* **Work required**:
Write the lines of the items below as a JSON list of strings, one string per line, skipping blank lines and including every item. Leave the pictures out of your answer.

'''

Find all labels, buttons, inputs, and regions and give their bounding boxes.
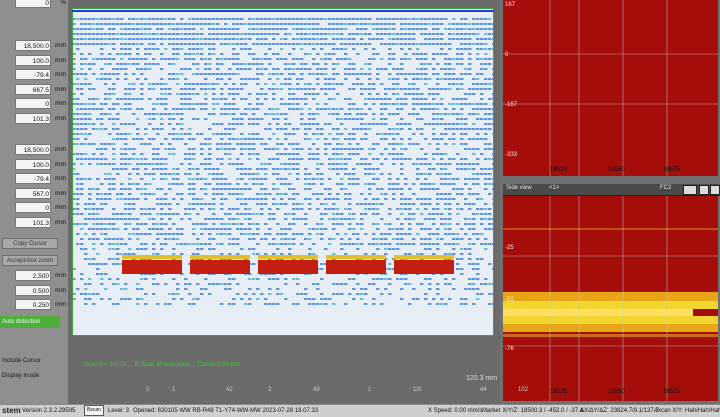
side-view-mode[interactable]: FC2 — [660, 185, 671, 191]
top-y-tick: 167 — [505, 2, 516, 8]
param-row: 667.5 mm — [0, 83, 68, 96]
param-value-field[interactable]: 0.250 — [15, 299, 51, 310]
bscan-x-tick: 1/0 — [413, 387, 422, 393]
param-unit: mm — [55, 100, 66, 107]
side-view-plot[interactable] — [503, 196, 718, 401]
param-unit: mm — [55, 56, 66, 64]
param-unit: mm — [55, 286, 66, 294]
bscan-x-tick: 1 — [368, 387, 372, 393]
side-x-tick: 18525 — [550, 389, 567, 395]
marker-text: Marker X/Y/Z: 18500.3 / -452.0 / -37.4 — [482, 408, 584, 414]
param-row: 101.3 mm — [0, 112, 68, 125]
include-cursor-checkbox[interactable]: Include Cursor — [2, 358, 41, 364]
side-y-tick: -25 — [505, 245, 514, 251]
param-row: 0.500 mm — [0, 284, 68, 297]
top-y-tick: -167 — [505, 102, 518, 108]
side-y-tick: -76 — [505, 346, 514, 352]
side-view-toolbar: Side view <1> FC2 — [503, 184, 720, 196]
param-row: 101.3 mm — [0, 216, 68, 229]
bscan-image[interactable] — [72, 8, 494, 336]
bscan-x-tick: 44 — [480, 387, 487, 393]
bscan-x-tick: 1 — [172, 387, 176, 393]
param-row: 0 mm — [0, 202, 68, 214]
param-value-field[interactable]: 101.3 — [15, 112, 51, 124]
param-row: 18,500.0 mm — [0, 144, 68, 156]
param-row: 0 mm — [0, 98, 68, 110]
opened-file-text: Opened: 630105 WW RB-R48 T1-Y74-WW-MW 20… — [133, 408, 319, 414]
top-row: 0 % — [0, 0, 68, 9]
param-value-field[interactable]: 18,500.0 — [15, 144, 51, 155]
param-value-field[interactable]: 0 — [15, 98, 51, 109]
side-view-channel[interactable]: <1> — [549, 185, 559, 191]
axcan-text: Axcan X/Y: Hah/Hah/Hah — [654, 408, 720, 414]
bscan-x-tick: 2 — [268, 387, 272, 393]
display-inside-label[interactable]: Display Inside — [2, 373, 39, 379]
brand-logo: stem — [2, 406, 21, 415]
side-y-tick: -51 — [505, 297, 514, 303]
param-unit: mm — [55, 146, 66, 153]
bscan-status-text: Scan 0 + 1/0 T1 ... B-Scan all data area… — [84, 362, 241, 368]
close-icon[interactable] — [710, 185, 720, 195]
param-row: 0.250 mm — [0, 299, 68, 311]
delta-text: ΔX/ΔY/ΔZ: 23824.7/9.1/137.7 — [580, 408, 659, 414]
status-bar: stem Version 2.3.2.29595 Bscan Level: 3 … — [0, 404, 720, 417]
param-unit: mm — [55, 175, 66, 182]
zoom-icon[interactable] — [699, 185, 709, 195]
param-row: 2.500 mm — [0, 270, 68, 282]
view-toggle-icon[interactable] — [683, 185, 697, 195]
version-text: Version 2.3.2.29595 — [22, 408, 76, 414]
param-unit: mm — [55, 160, 66, 168]
top-value-field[interactable]: 0 — [15, 0, 51, 8]
top-y-tick: -333 — [505, 152, 518, 158]
zoom-button[interactable]: Accept-box zoom — [2, 255, 58, 266]
param-value-field[interactable]: 18,500.0 — [15, 40, 51, 51]
x-speed-text: X Speed: 0.00 mm/s — [428, 408, 483, 414]
top-x-tick: 18525 — [550, 167, 567, 173]
auto-detection-item[interactable]: Auto detection — [0, 316, 60, 328]
bscan-x-tick: 42 — [226, 387, 233, 393]
param-unit: mm — [55, 189, 66, 197]
param-row: 18,500.0 mm — [0, 40, 68, 52]
bscan-x-tick: 0 — [146, 387, 150, 393]
copy-cursor-button[interactable]: Copy Cursor — [2, 238, 58, 249]
param-row: 567.0 mm — [0, 187, 68, 200]
param-value-field[interactable]: -79.4 — [15, 173, 51, 184]
param-unit: mm — [55, 42, 66, 49]
param-unit: mm — [55, 272, 66, 279]
side-x-tick: 18550 — [608, 389, 625, 395]
scale-label: 120.3 mm — [466, 375, 498, 382]
top-y-tick: 0 — [505, 52, 509, 58]
top-x-tick: 18575 — [663, 167, 680, 173]
param-row: 100.0 mm — [0, 54, 68, 67]
param-unit: mm — [55, 114, 66, 122]
param-value-field[interactable]: 2.500 — [15, 270, 51, 281]
param-value-field[interactable]: 100.0 — [15, 54, 51, 66]
param-value-field[interactable]: 0 — [15, 202, 51, 213]
param-unit: mm — [55, 71, 66, 78]
param-unit: mm — [55, 301, 66, 308]
param-unit: mm — [55, 85, 66, 93]
param-value-field[interactable]: -79.4 — [15, 69, 51, 80]
param-value-field[interactable]: 567.0 — [15, 187, 51, 199]
side-view-title: Side view — [506, 185, 532, 191]
param-value-field[interactable]: 667.5 — [15, 83, 51, 95]
bscan-x-tick: 43 — [313, 387, 320, 393]
param-row: 100.0 mm — [0, 158, 68, 171]
param-unit: mm — [55, 204, 66, 211]
top-right-plot[interactable] — [503, 0, 718, 176]
top-x-tick: 18550 — [608, 167, 625, 173]
param-row: -79.4 mm — [0, 69, 68, 81]
unit-label: % — [60, 0, 66, 6]
param-value-field[interactable]: 101.3 — [15, 216, 51, 228]
side-x-tick: 18575 — [663, 389, 680, 395]
bscan-x-tick: 102 — [518, 387, 529, 393]
param-value-field[interactable]: 100.0 — [15, 158, 51, 170]
param-value-field[interactable]: 0.500 — [15, 284, 51, 296]
param-unit: mm — [55, 218, 66, 226]
level-text: Level: 3 — [108, 408, 130, 414]
param-row: -79.4 mm — [0, 173, 68, 185]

'''

* **Task result**:
[
  "Find all labels, buttons, inputs, and regions and give their bounding boxes.",
  "side-view-mode[interactable]: FC2 — [660, 185, 671, 191]",
  "top-y-tick: 167 — [505, 2, 516, 8]",
  "param-row: 667.5 mm — [0, 83, 68, 96]",
  "param-value-field[interactable]: 0.250 — [15, 299, 51, 310]",
  "bscan-x-tick: 1/0 — [413, 387, 422, 393]",
  "param-unit: mm — [55, 100, 66, 107]",
  "side-view-plot[interactable] — [503, 196, 718, 401]",
  "param-unit: mm — [55, 56, 66, 64]",
  "param-unit: mm — [55, 286, 66, 294]",
  "bscan-x-tick: 1 — [368, 387, 372, 393]",
  "side-x-tick: 18525 — [550, 389, 567, 395]",
  "marker-text: Marker X/Y/Z: 18500.3 / -452.0 / -37.4 — [482, 408, 584, 414]",
  "param-row: 101.3 mm — [0, 112, 68, 125]",
  "include-cursor-checkbox[interactable]: Include Cursor — [2, 358, 41, 364]",
  "side-y-tick: -25 — [505, 245, 514, 251]",
  "param-row: 0.500 mm — [0, 284, 68, 297]",
  "top-y-tick: -167 — [505, 102, 518, 108]",
  "side-y-tick: -76 — [505, 346, 514, 352]",
  "side-view-toolbar: Side view <1> FC2 — [503, 184, 720, 196]",
  "param-row: 101.3 mm — [0, 216, 68, 229]",
  "bscan-image[interactable] — [72, 8, 494, 336]",
  "bscan-x-tick: 44 — [480, 387, 487, 393]",
  "bscan-x-tick: 1 — [172, 387, 176, 393]",
  "param-row: 0 mm — [0, 202, 68, 214]",
  "param-value-field[interactable]: 101.3 — [15, 112, 51, 124]",
  "param-row: 18,500.0 mm — [0, 144, 68, 156]",
  "param-row: 0 mm — [0, 98, 68, 110]",
  "opened-file-text: Opened: 630105 WW RB-R48 T1-Y74-WW-MW 20… — [133, 408, 319, 414]",
  "top-row: 0 % — [0, 0, 68, 9]",
  "param-value-field[interactable]: 18,500.0 — [15, 144, 51, 155]",
  "param-value-field[interactable]: 0 — [15, 98, 51, 109]",
  "side-view-channel[interactable]: <1> — [549, 185, 559, 191]",
  "axcan-text: Axcan X/Y: Hah/Hah/Hah — [654, 408, 720, 414]",
  "bscan-x-tick: 2 — [268, 387, 272, 393]",
  "display-inside-label[interactable]: Display Inside — [2, 373, 39, 379]",
  "brand-logo: stem — [2, 406, 21, 415]",
  "side-y-tick: -51 — [505, 297, 514, 303]",
  "param-unit: mm — [55, 146, 66, 153]",
  "bscan-status-text: Scan 0 + 1/0 T1 ... B-Scan all data area… — [84, 362, 241, 368]",
  "close-icon[interactable] — [710, 185, 720, 195]",
  "param-row: 0.250 mm — [0, 299, 68, 311]",
  "delta-text: ΔX/ΔY/ΔZ: 23824.7/9.1/137.7 — [580, 408, 659, 414]",
  "status-bar: stem Version 2.3.2.29595 Bscan Level: 3 … — [0, 404, 720, 417]",
  "param-unit: mm — [55, 175, 66, 182]",
  "zoom-icon[interactable] — [699, 185, 709, 195]",
  "param-row: 2.500 mm — [0, 270, 68, 282]",
  "view-toggle-icon[interactable] — [683, 185, 697, 195]",
  "version-text: Version 2.3.2.29595 — [22, 408, 76, 414]",
  "param-unit: mm — [55, 160, 66, 168]",
  "top-value-field[interactable]: 0 — [15, 0, 51, 8]",
  "top-y-tick: -333 — [505, 152, 518, 158]",
  "zoom-button[interactable]: Accept-box zoom — [2, 255, 58, 266]",
  "param-value-field[interactable]: 18,500.0 — [15, 40, 51, 51]",
  "x-speed-text: X Speed: 0.00 mm/s — [428, 408, 483, 414]",
  "top-x-tick: 18525 — [550, 167, 567, 173]",
  "auto-detection-item[interactable]: Auto detection — [0, 316, 60, 328]",
  "bscan-x-tick: 42 — [226, 387, 233, 393]",
  "param-unit: mm — [55, 189, 66, 197]",
  "param-row: 18,500.0 mm — [0, 40, 68, 52]",
  "bscan-x-tick: 0 — [146, 387, 150, 393]",
  "copy-cursor-button[interactable]: Copy Cursor — [2, 238, 58, 249]",
  "param-row: 567.0 mm — [0, 187, 68, 200]",
  "param-value-field[interactable]: -79.4 — [15, 173, 51, 184]",
  "param-unit: mm — [55, 42, 66, 49]",
  "param-unit: mm — [55, 272, 66, 279]",
  "side-x-tick: 18550 — [608, 389, 625, 395]",
  "scale-label: 120.3 mm — [466, 375, 498, 382]",
  "top-y-tick: 0 — [505, 52, 509, 58]",
  "top-x-tick: 18575 — [663, 167, 680, 173]",
  "param-row: 100.0 mm — [0, 54, 68, 67]",
  "param-unit: mm — [55, 114, 66, 122]",
  "param-value-field[interactable]: 2.500 — [15, 270, 51, 281]",
  "param-value-field[interactable]: 100.0 — [15, 54, 51, 66]",
  "param-value-field[interactable]: 0 — [15, 202, 51, 213]",
  "param-unit: mm — [55, 71, 66, 78]",
  "param-unit: mm — [55, 301, 66, 308]",
  "param-unit: mm — [55, 85, 66, 93]",
  "param-value-field[interactable]: -79.4 — [15, 69, 51, 80]",
  "param-value-field[interactable]: 567.0 — [15, 187, 51, 199]",
  "side-view-title: Side view — [506, 185, 532, 191]",
  "param-value-field[interactable]: 667.5 — [15, 83, 51, 95]",
  "bscan-x-tick: 43 — [313, 387, 320, 393]",
  "param-row: 100.0 mm — [0, 158, 68, 171]",
  "param-unit: mm — [55, 204, 66, 211]",
  "top-right-plot[interactable] — [503, 0, 718, 176]",
  "top-x-tick: 18550 — [608, 167, 625, 173]",
  "param-row: -79.4 mm — [0, 69, 68, 81]",
  "unit-label: % — [60, 0, 66, 6]",
  "param-value-field[interactable]: 101.3 — [15, 216, 51, 228]",
  "side-x-tick: 18575 — [663, 389, 680, 395]",
  "bscan-x-tick: 102 — [518, 387, 529, 393]",
  "param-value-field[interactable]: 100.0 — [15, 158, 51, 170]",
  "param-value-field[interactable]: 0.500 — [15, 284, 51, 296]",
  "param-unit: mm — [55, 218, 66, 226]",
  "level-text: Level: 3 — [108, 408, 130, 414]",
  "param-row: -79.4 mm — [0, 173, 68, 185]"
]